# INSTRUCTION:
Give back every line exactly as it appears, pictures excluded.

# LISTING:
========================================
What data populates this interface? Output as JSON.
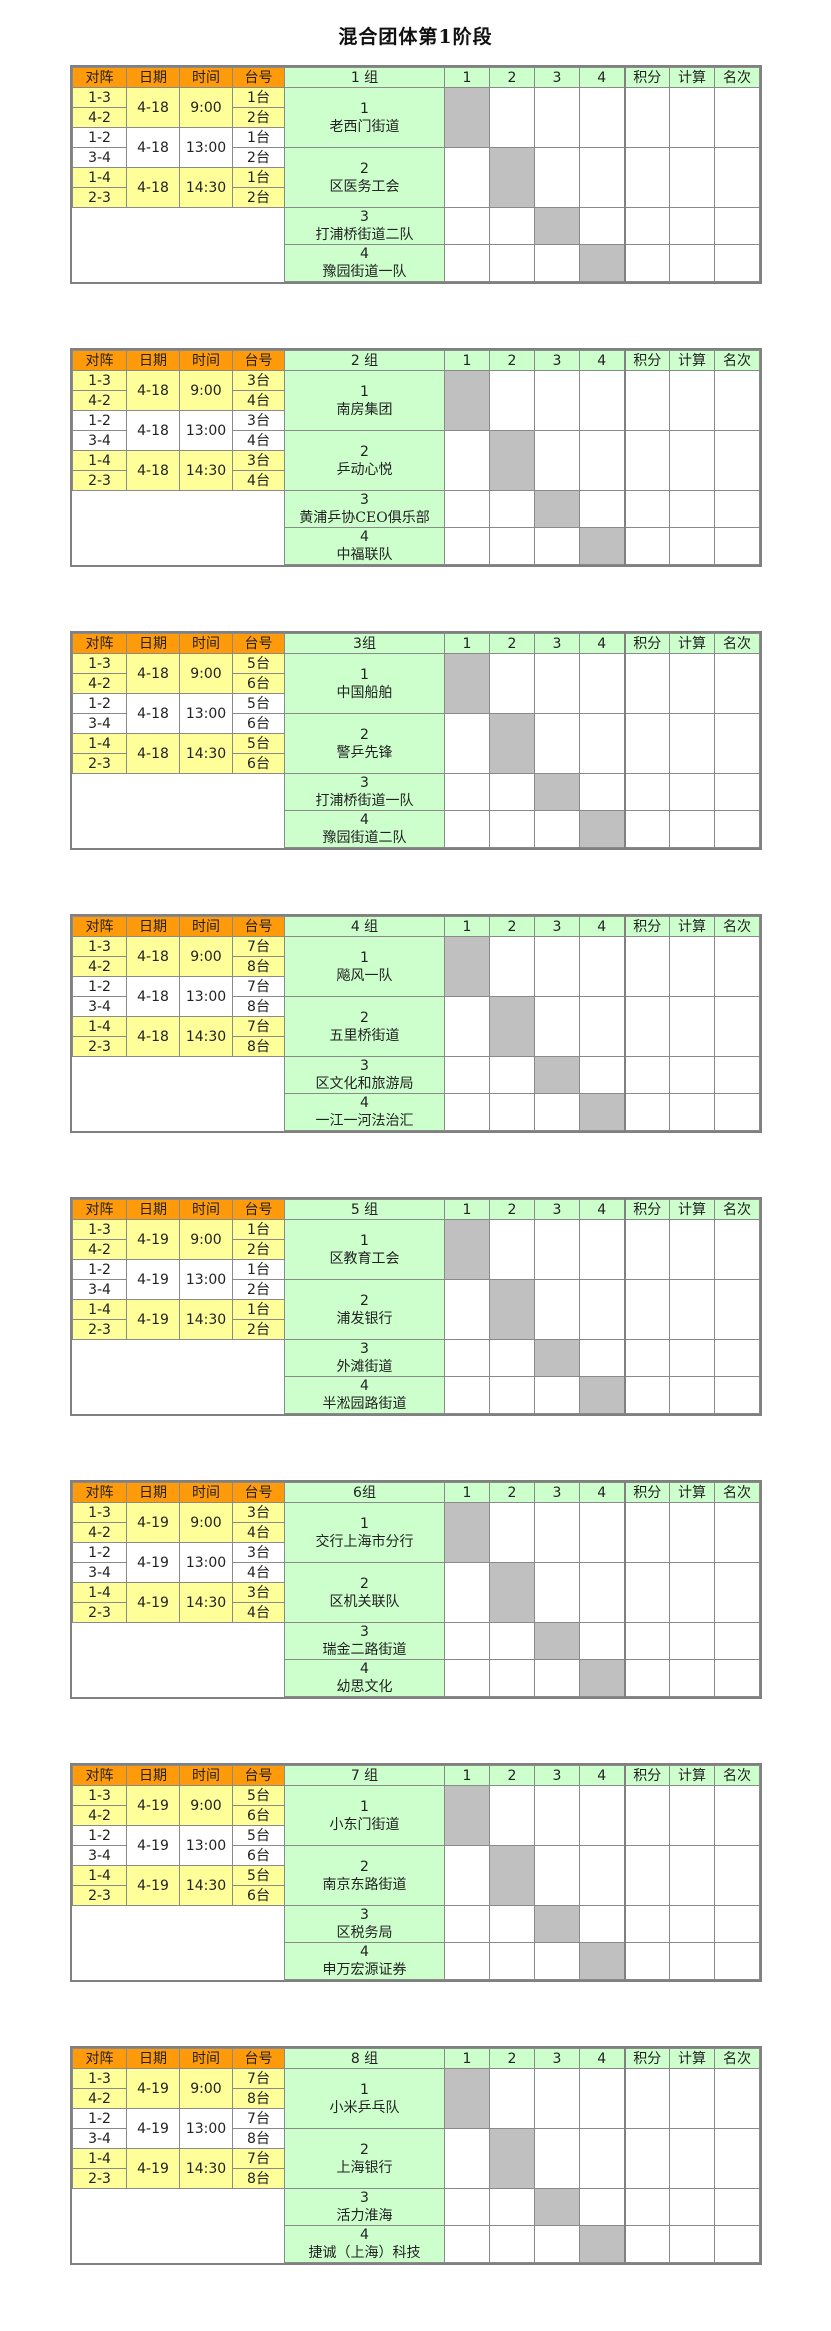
{
  "title": "混合团体第1阶段",
  "headers": {
    "matchup": "对阵",
    "date": "日期",
    "time": "时间",
    "table_no": "台号",
    "cols": [
      "1",
      "2",
      "3",
      "4"
    ],
    "points": "积分",
    "calc": "计算",
    "rank": "名次"
  },
  "colors": {
    "header_orange": "#FF9A0A",
    "schedule_yellow": "#FFFF99",
    "team_green": "#CCFFCC",
    "diagonal_gray": "#C0C0C0",
    "border": "#808080"
  },
  "groups": [
    {
      "label": "1 组",
      "date": "4-18",
      "tables": [
        "1台",
        "2台"
      ],
      "teams": [
        {
          "no": "1",
          "name": "老西门街道"
        },
        {
          "no": "2",
          "name": "区医务工会"
        },
        {
          "no": "3",
          "name": "打浦桥街道二队"
        },
        {
          "no": "4",
          "name": "豫园街道一队"
        }
      ]
    },
    {
      "label": "2 组",
      "date": "4-18",
      "tables": [
        "3台",
        "4台"
      ],
      "teams": [
        {
          "no": "1",
          "name": "南房集团"
        },
        {
          "no": "2",
          "name": "乒动心悦"
        },
        {
          "no": "3",
          "name": "黄浦乒协CEO俱乐部"
        },
        {
          "no": "4",
          "name": "中福联队"
        }
      ]
    },
    {
      "label": "3组",
      "date": "4-18",
      "tables": [
        "5台",
        "6台"
      ],
      "teams": [
        {
          "no": "1",
          "name": "中国船舶"
        },
        {
          "no": "2",
          "name": "警乒先锋"
        },
        {
          "no": "3",
          "name": "打浦桥街道一队"
        },
        {
          "no": "4",
          "name": "豫园街道二队"
        }
      ]
    },
    {
      "label": "4 组",
      "date": "4-18",
      "tables": [
        "7台",
        "8台"
      ],
      "teams": [
        {
          "no": "1",
          "name": "飚风一队"
        },
        {
          "no": "2",
          "name": "五里桥街道"
        },
        {
          "no": "3",
          "name": "区文化和旅游局"
        },
        {
          "no": "4",
          "name": "一江一河法治汇"
        }
      ]
    },
    {
      "label": "5 组",
      "date": "4-19",
      "tables": [
        "1台",
        "2台"
      ],
      "teams": [
        {
          "no": "1",
          "name": "区教育工会"
        },
        {
          "no": "2",
          "name": "浦发银行"
        },
        {
          "no": "3",
          "name": "外滩街道"
        },
        {
          "no": "4",
          "name": "半淞园路街道"
        }
      ]
    },
    {
      "label": "6组",
      "date": "4-19",
      "tables": [
        "3台",
        "4台"
      ],
      "teams": [
        {
          "no": "1",
          "name": "交行上海市分行"
        },
        {
          "no": "2",
          "name": "区机关联队"
        },
        {
          "no": "3",
          "name": "瑞金二路街道"
        },
        {
          "no": "4",
          "name": "幼思文化"
        }
      ]
    },
    {
      "label": "7 组",
      "date": "4-19",
      "tables": [
        "5台",
        "6台"
      ],
      "teams": [
        {
          "no": "1",
          "name": "小东门街道"
        },
        {
          "no": "2",
          "name": "南京东路街道"
        },
        {
          "no": "3",
          "name": "区税务局"
        },
        {
          "no": "4",
          "name": "申万宏源证券"
        }
      ]
    },
    {
      "label": "8 组",
      "date": "4-19",
      "tables": [
        "7台",
        "8台"
      ],
      "teams": [
        {
          "no": "1",
          "name": "小米乒乓队"
        },
        {
          "no": "2",
          "name": "上海银行"
        },
        {
          "no": "3",
          "name": "活力淮海"
        },
        {
          "no": "4",
          "name": "捷诚（上海）科技"
        }
      ]
    }
  ],
  "slots": [
    {
      "time": "9:00",
      "pairs": [
        "1-3",
        "4-2"
      ]
    },
    {
      "time": "13:00",
      "pairs": [
        "1-2",
        "3-4"
      ]
    },
    {
      "time": "14:30",
      "pairs": [
        "1-4",
        "2-3"
      ]
    }
  ]
}
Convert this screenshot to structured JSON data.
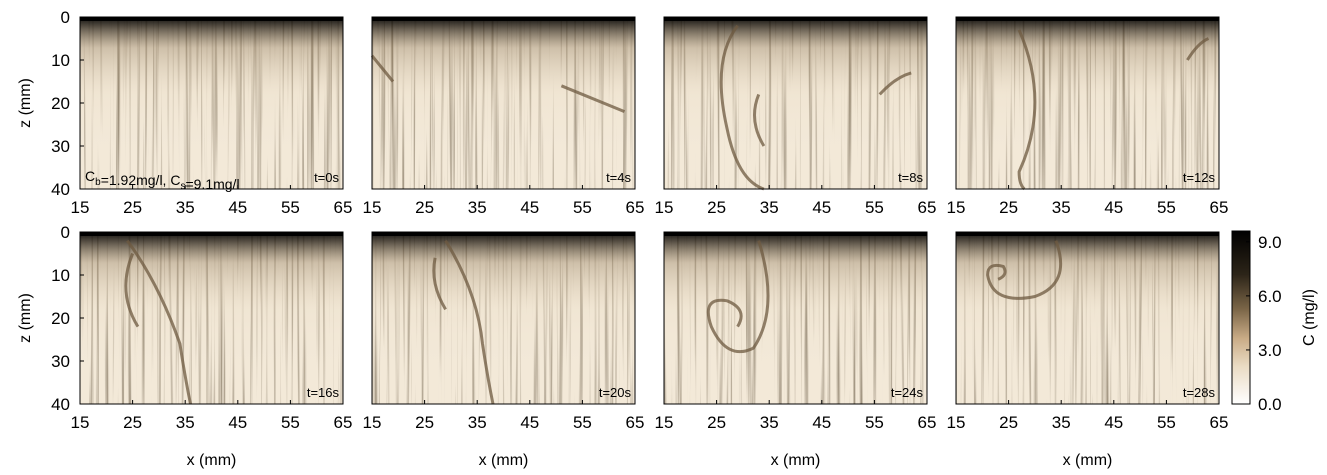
{
  "chart_data": {
    "type": "heatmap",
    "panels": [
      {
        "time_label": "t=0s",
        "t": 0
      },
      {
        "time_label": "t=4s",
        "t": 4
      },
      {
        "time_label": "t=8s",
        "t": 8
      },
      {
        "time_label": "t=12s",
        "t": 12
      },
      {
        "time_label": "t=16s",
        "t": 16
      },
      {
        "time_label": "t=20s",
        "t": 20
      },
      {
        "time_label": "t=24s",
        "t": 24
      },
      {
        "time_label": "t=28s",
        "t": 28
      }
    ],
    "xlabel": "x (mm)",
    "ylabel": "z (mm)",
    "xlim": [
      15,
      65
    ],
    "ylim": [
      0,
      40
    ],
    "x_ticks": [
      "15",
      "25",
      "35",
      "45",
      "55",
      "65"
    ],
    "y_ticks": [
      "0",
      "10",
      "20",
      "30",
      "40"
    ],
    "annotation": {
      "cb_main": "C",
      "cb_sub": "b",
      "cb_value": "=1.92mg/l, ",
      "cs_main": "C",
      "cs_sub": "s",
      "cs_value": "=9.1mg/l"
    },
    "colorbar": {
      "label": "C  (mg/l)",
      "range": [
        0,
        9.6
      ],
      "ticks": [
        "0.0",
        "3.0",
        "6.0",
        "9.0"
      ],
      "tick_values": [
        0,
        3,
        6,
        9
      ],
      "colors": [
        "#ffffff",
        "#e8d8bf",
        "#c9ab86",
        "#7a6547",
        "#2c2418",
        "#000000"
      ]
    },
    "background_concentration": 1.92,
    "surface_concentration": 9.1
  }
}
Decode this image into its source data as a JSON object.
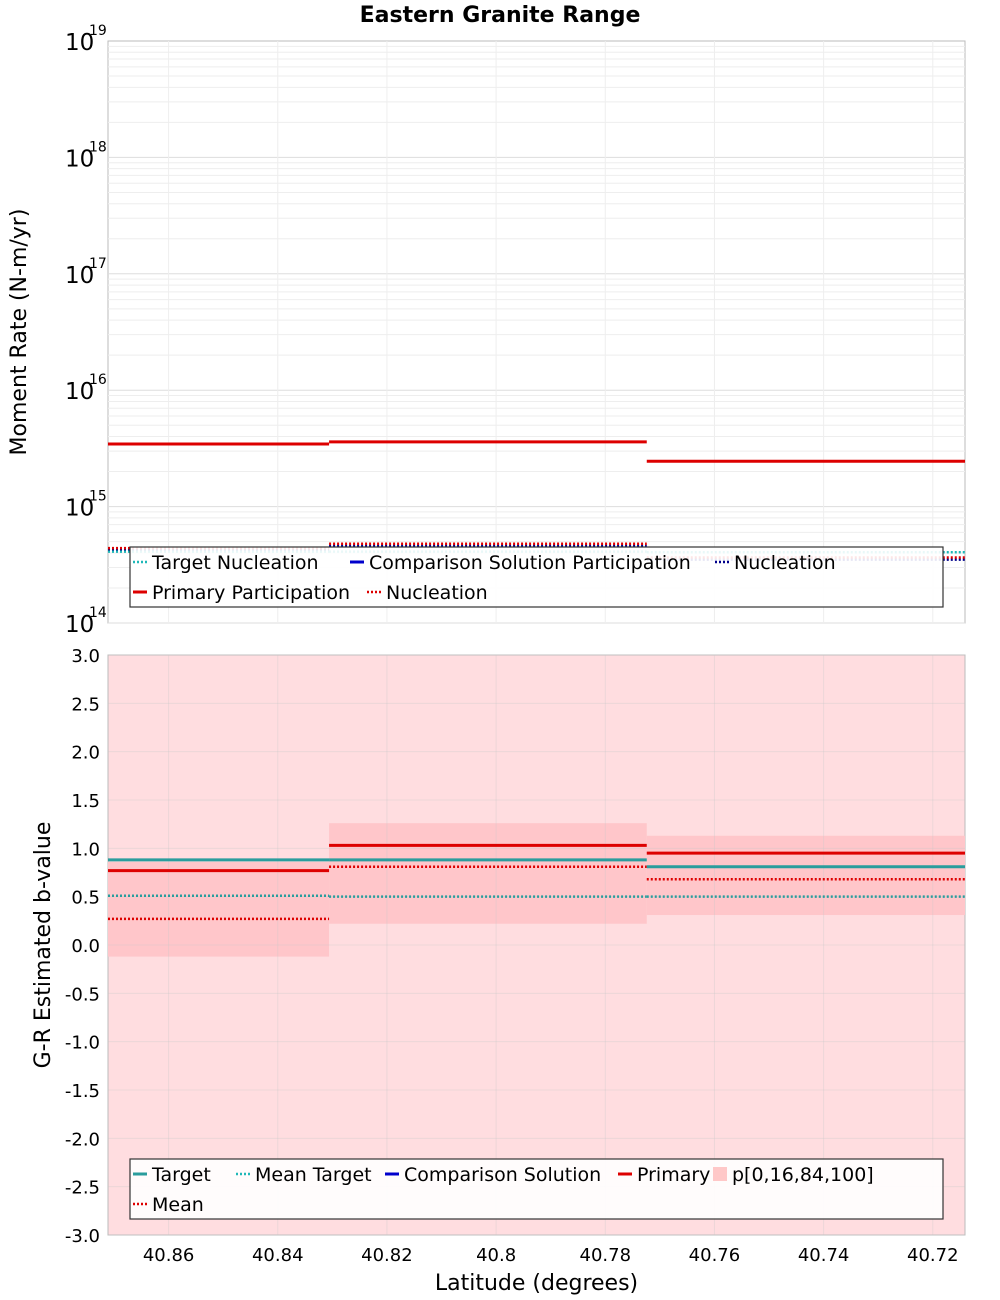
========================================
# IN RESPONSE:
What data populates this interface? Output as JSON.
{
  "title": "混合团体第1阶段",
  "headers": {
    "matchup": "对阵",
    "date": "日期",
    "time": "时间",
    "table_no": "台号",
    "cols": [
      "1",
      "2",
      "3",
      "4"
    ],
    "points": "积分",
    "calc": "计算",
    "rank": "名次"
  },
  "colors": {
    "header_orange": "#FF9A0A",
    "schedule_yellow": "#FFFF99",
    "team_green": "#CCFFCC",
    "diagonal_gray": "#C0C0C0",
    "border": "#808080"
  },
  "groups": [
    {
      "label": "1 组",
      "date": "4-18",
      "tables": [
        "1台",
        "2台"
      ],
      "teams": [
        {
          "no": "1",
          "name": "老西门街道"
        },
        {
          "no": "2",
          "name": "区医务工会"
        },
        {
          "no": "3",
          "name": "打浦桥街道二队"
        },
        {
          "no": "4",
          "name": "豫园街道一队"
        }
      ]
    },
    {
      "label": "2 组",
      "date": "4-18",
      "tables": [
        "3台",
        "4台"
      ],
      "teams": [
        {
          "no": "1",
          "name": "南房集团"
        },
        {
          "no": "2",
          "name": "乒动心悦"
        },
        {
          "no": "3",
          "name": "黄浦乒协CEO俱乐部"
        },
        {
          "no": "4",
          "name": "中福联队"
        }
      ]
    },
    {
      "label": "3组",
      "date": "4-18",
      "tables": [
        "5台",
        "6台"
      ],
      "teams": [
        {
          "no": "1",
          "name": "中国船舶"
        },
        {
          "no": "2",
          "name": "警乒先锋"
        },
        {
          "no": "3",
          "name": "打浦桥街道一队"
        },
        {
          "no": "4",
          "name": "豫园街道二队"
        }
      ]
    },
    {
      "label": "4 组",
      "date": "4-18",
      "tables": [
        "7台",
        "8台"
      ],
      "teams": [
        {
          "no": "1",
          "name": "飚风一队"
        },
        {
          "no": "2",
          "name": "五里桥街道"
        },
        {
          "no": "3",
          "name": "区文化和旅游局"
        },
        {
          "no": "4",
          "name": "一江一河法治汇"
        }
      ]
    },
    {
      "label": "5 组",
      "date": "4-19",
      "tables": [
        "1台",
        "2台"
      ],
      "teams": [
        {
          "no": "1",
          "name": "区教育工会"
        },
        {
          "no": "2",
          "name": "浦发银行"
        },
        {
          "no": "3",
          "name": "外滩街道"
        },
        {
          "no": "4",
          "name": "半淞园路街道"
        }
      ]
    },
    {
      "label": "6组",
      "date": "4-19",
      "tables": [
        "3台",
        "4台"
      ],
      "teams": [
        {
          "no": "1",
          "name": "交行上海市分行"
        },
        {
          "no": "2",
          "name": "区机关联队"
        },
        {
          "no": "3",
          "name": "瑞金二路街道"
        },
        {
          "no": "4",
          "name": "幼思文化"
        }
      ]
    },
    {
      "label": "7 组",
      "date": "4-19",
      "tables": [
        "5台",
        "6台"
      ],
      "teams": [
        {
          "no": "1",
          "name": "小东门街道"
        },
        {
          "no": "2",
          "name": "南京东路街道"
        },
        {
          "no": "3",
          "name": "区税务局"
        },
        {
          "no": "4",
          "name": "申万宏源证券"
        }
      ]
    },
    {
      "label": "8 组",
      "date": "4-19",
      "tables": [
        "7台",
        "8台"
      ],
      "teams": [
        {
          "no": "1",
          "name": "小米乒乓队"
        },
        {
          "no": "2",
          "name": "上海银行"
        },
        {
          "no": "3",
          "name": "活力淮海"
        },
        {
          "no": "4",
          "name": "捷诚（上海）科技"
        }
      ]
    }
  ],
  "slots": [
    {
      "time": "9:00",
      "pairs": [
        "1-3",
        "4-2"
      ]
    },
    {
      "time": "13:00",
      "pairs": [
        "1-2",
        "3-4"
      ]
    },
    {
      "time": "14:30",
      "pairs": [
        "1-4",
        "2-3"
      ]
    }
  ]
}
Convert this screenshot to structured JSON data.
{
  "chart_data": {
    "type": "heatmap",
    "panels": [
      {
        "time_label": "t=0s",
        "t": 0
      },
      {
        "time_label": "t=4s",
        "t": 4
      },
      {
        "time_label": "t=8s",
        "t": 8
      },
      {
        "time_label": "t=12s",
        "t": 12
      },
      {
        "time_label": "t=16s",
        "t": 16
      },
      {
        "time_label": "t=20s",
        "t": 20
      },
      {
        "time_label": "t=24s",
        "t": 24
      },
      {
        "time_label": "t=28s",
        "t": 28
      }
    ],
    "xlabel": "x (mm)",
    "ylabel": "z (mm)",
    "xlim": [
      15,
      65
    ],
    "ylim": [
      0,
      40
    ],
    "x_ticks": [
      "15",
      "25",
      "35",
      "45",
      "55",
      "65"
    ],
    "y_ticks": [
      "0",
      "10",
      "20",
      "30",
      "40"
    ],
    "annotation": {
      "cb_main": "C",
      "cb_sub": "b",
      "cb_value": "=1.92mg/l, ",
      "cs_main": "C",
      "cs_sub": "s",
      "cs_value": "=9.1mg/l"
    },
    "colorbar": {
      "label": "C  (mg/l)",
      "range": [
        0,
        9.6
      ],
      "ticks": [
        "0.0",
        "3.0",
        "6.0",
        "9.0"
      ],
      "tick_values": [
        0,
        3,
        6,
        9
      ],
      "colors": [
        "#ffffff",
        "#e8d8bf",
        "#c9ab86",
        "#7a6547",
        "#2c2418",
        "#000000"
      ]
    },
    "background_concentration": 1.92,
    "surface_concentration": 9.1
  }
}
Decode this image into its source data as a JSON object.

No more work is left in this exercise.